_YOUR TASK:_ Repeat the listing in full, word for word.

Data listing:
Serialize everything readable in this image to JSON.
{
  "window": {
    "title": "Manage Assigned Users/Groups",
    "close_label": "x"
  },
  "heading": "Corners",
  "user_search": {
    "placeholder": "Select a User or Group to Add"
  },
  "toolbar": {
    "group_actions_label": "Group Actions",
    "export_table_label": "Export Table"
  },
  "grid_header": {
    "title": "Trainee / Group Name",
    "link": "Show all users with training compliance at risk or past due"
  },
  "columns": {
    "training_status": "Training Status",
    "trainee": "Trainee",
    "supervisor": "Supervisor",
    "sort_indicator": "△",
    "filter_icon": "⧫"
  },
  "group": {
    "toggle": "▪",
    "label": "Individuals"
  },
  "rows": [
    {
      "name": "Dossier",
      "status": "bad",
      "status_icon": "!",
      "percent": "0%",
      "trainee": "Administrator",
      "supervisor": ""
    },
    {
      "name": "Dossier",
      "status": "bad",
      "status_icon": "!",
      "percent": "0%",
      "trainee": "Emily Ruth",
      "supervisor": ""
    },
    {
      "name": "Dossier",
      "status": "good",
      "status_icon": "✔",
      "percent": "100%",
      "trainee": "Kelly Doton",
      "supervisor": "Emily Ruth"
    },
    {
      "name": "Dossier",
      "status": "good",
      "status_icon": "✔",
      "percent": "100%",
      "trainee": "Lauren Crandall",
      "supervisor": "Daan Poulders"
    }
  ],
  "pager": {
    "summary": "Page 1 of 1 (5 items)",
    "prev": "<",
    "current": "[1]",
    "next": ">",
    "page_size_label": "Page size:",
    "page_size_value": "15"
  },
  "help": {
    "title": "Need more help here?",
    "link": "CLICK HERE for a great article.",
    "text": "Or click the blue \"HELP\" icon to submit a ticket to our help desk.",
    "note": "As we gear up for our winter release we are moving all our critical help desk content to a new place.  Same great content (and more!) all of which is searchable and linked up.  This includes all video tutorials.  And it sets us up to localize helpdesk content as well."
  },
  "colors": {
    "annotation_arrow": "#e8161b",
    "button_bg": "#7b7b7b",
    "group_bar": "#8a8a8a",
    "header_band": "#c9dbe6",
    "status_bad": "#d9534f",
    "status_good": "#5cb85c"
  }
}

_RESULT FOR THIS TASK:_
Serialize everything readable in this image to JSON.
{
  "window": {
    "title": "Manage Assigned Users/Groups",
    "close_label": "x"
  },
  "heading": "Corners",
  "user_search": {
    "placeholder": "Select a User or Group to Add"
  },
  "toolbar": {
    "group_actions_label": "Group Actions",
    "export_table_label": "Export Table"
  },
  "grid_header": {
    "title": "Trainee / Group Name",
    "link": "Show all users with training compliance at risk or past due"
  },
  "columns": {
    "training_status": "Training Status",
    "trainee": "Trainee",
    "supervisor": "Supervisor",
    "sort_indicator": "△",
    "filter_icon": "⧫"
  },
  "group": {
    "toggle": "▪",
    "label": "Individuals"
  },
  "rows": [
    {
      "name": "Dossier",
      "status": "bad",
      "status_icon": "!",
      "percent": "0%",
      "trainee": "Administrator",
      "supervisor": ""
    },
    {
      "name": "Dossier",
      "status": "bad",
      "status_icon": "!",
      "percent": "0%",
      "trainee": "Emily Ruth",
      "supervisor": ""
    },
    {
      "name": "Dossier",
      "status": "good",
      "status_icon": "✔",
      "percent": "100%",
      "trainee": "Kelly Doton",
      "supervisor": "Emily Ruth"
    },
    {
      "name": "Dossier",
      "status": "good",
      "status_icon": "✔",
      "percent": "100%",
      "trainee": "Lauren Crandall",
      "supervisor": "Daan Poulders"
    }
  ],
  "pager": {
    "summary": "Page 1 of 1 (5 items)",
    "prev": "<",
    "current": "[1]",
    "next": ">",
    "page_size_label": "Page size:",
    "page_size_value": "15"
  },
  "help": {
    "title": "Need more help here?",
    "link": "CLICK HERE for a great article.",
    "text": "Or click the blue \"HELP\" icon to submit a ticket to our help desk.",
    "note": "As we gear up for our winter release we are moving all our critical help desk content to a new place.  Same great content (and more!) all of which is searchable and linked up.  This includes all video tutorials.  And it sets us up to localize helpdesk content as well."
  },
  "colors": {
    "annotation_arrow": "#e8161b",
    "button_bg": "#7b7b7b",
    "group_bar": "#8a8a8a",
    "header_band": "#c9dbe6",
    "status_bad": "#d9534f",
    "status_good": "#5cb85c"
  }
}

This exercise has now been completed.